* begin Supplied data *

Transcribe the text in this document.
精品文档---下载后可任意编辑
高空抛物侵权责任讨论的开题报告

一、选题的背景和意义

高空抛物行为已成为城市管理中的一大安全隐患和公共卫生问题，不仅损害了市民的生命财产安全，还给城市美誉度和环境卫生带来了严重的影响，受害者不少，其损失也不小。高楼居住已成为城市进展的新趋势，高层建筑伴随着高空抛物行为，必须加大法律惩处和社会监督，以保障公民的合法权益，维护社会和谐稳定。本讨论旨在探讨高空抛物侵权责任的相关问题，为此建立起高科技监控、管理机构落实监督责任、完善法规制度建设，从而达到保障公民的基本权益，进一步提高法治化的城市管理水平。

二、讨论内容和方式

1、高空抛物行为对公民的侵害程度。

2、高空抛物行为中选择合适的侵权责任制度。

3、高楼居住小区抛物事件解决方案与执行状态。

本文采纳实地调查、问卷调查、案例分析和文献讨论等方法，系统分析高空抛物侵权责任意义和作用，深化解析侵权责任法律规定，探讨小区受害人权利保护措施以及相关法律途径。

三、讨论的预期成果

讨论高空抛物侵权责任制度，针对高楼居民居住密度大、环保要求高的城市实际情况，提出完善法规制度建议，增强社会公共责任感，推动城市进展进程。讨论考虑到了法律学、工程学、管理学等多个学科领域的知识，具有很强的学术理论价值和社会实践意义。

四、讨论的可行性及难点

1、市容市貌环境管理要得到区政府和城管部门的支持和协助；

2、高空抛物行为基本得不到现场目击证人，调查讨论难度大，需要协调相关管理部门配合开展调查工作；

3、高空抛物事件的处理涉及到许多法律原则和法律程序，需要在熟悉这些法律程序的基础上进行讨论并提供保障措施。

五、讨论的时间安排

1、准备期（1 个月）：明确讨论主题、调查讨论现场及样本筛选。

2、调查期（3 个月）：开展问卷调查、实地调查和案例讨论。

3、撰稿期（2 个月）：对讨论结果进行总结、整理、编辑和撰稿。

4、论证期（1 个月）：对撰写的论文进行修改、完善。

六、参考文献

* end Supplied data *

■ Given task: Repeat the listing exactly, from its first line to its last.

■ Reply:
Transcribe the text in this document.
精品文档---下载后可任意编辑
高空抛物侵权责任讨论的开题报告

一、选题的背景和意义

高空抛物行为已成为城市管理中的一大安全隐患和公共卫生问题，不仅损害了市民的生命财产安全，还给城市美誉度和环境卫生带来了严重的影响，受害者不少，其损失也不小。高楼居住已成为城市进展的新趋势，高层建筑伴随着高空抛物行为，必须加大法律惩处和社会监督，以保障公民的合法权益，维护社会和谐稳定。本讨论旨在探讨高空抛物侵权责任的相关问题，为此建立起高科技监控、管理机构落实监督责任、完善法规制度建设，从而达到保障公民的基本权益，进一步提高法治化的城市管理水平。

二、讨论内容和方式

1、高空抛物行为对公民的侵害程度。

2、高空抛物行为中选择合适的侵权责任制度。

3、高楼居住小区抛物事件解决方案与执行状态。

本文采纳实地调查、问卷调查、案例分析和文献讨论等方法，系统分析高空抛物侵权责任意义和作用，深化解析侵权责任法律规定，探讨小区受害人权利保护措施以及相关法律途径。

三、讨论的预期成果

讨论高空抛物侵权责任制度，针对高楼居民居住密度大、环保要求高的城市实际情况，提出完善法规制度建议，增强社会公共责任感，推动城市进展进程。讨论考虑到了法律学、工程学、管理学等多个学科领域的知识，具有很强的学术理论价值和社会实践意义。

四、讨论的可行性及难点

1、市容市貌环境管理要得到区政府和城管部门的支持和协助；

2、高空抛物行为基本得不到现场目击证人，调查讨论难度大，需要协调相关管理部门配合开展调查工作；

3、高空抛物事件的处理涉及到许多法律原则和法律程序，需要在熟悉这些法律程序的基础上进行讨论并提供保障措施。

五、讨论的时间安排

1、准备期（1 个月）：明确讨论主题、调查讨论现场及样本筛选。

2、调查期（3 个月）：开展问卷调查、实地调查和案例讨论。

3、撰稿期（2 个月）：对讨论结果进行总结、整理、编辑和撰稿。

4、论证期（1 个月）：对撰写的论文进行修改、完善。

六、参考文献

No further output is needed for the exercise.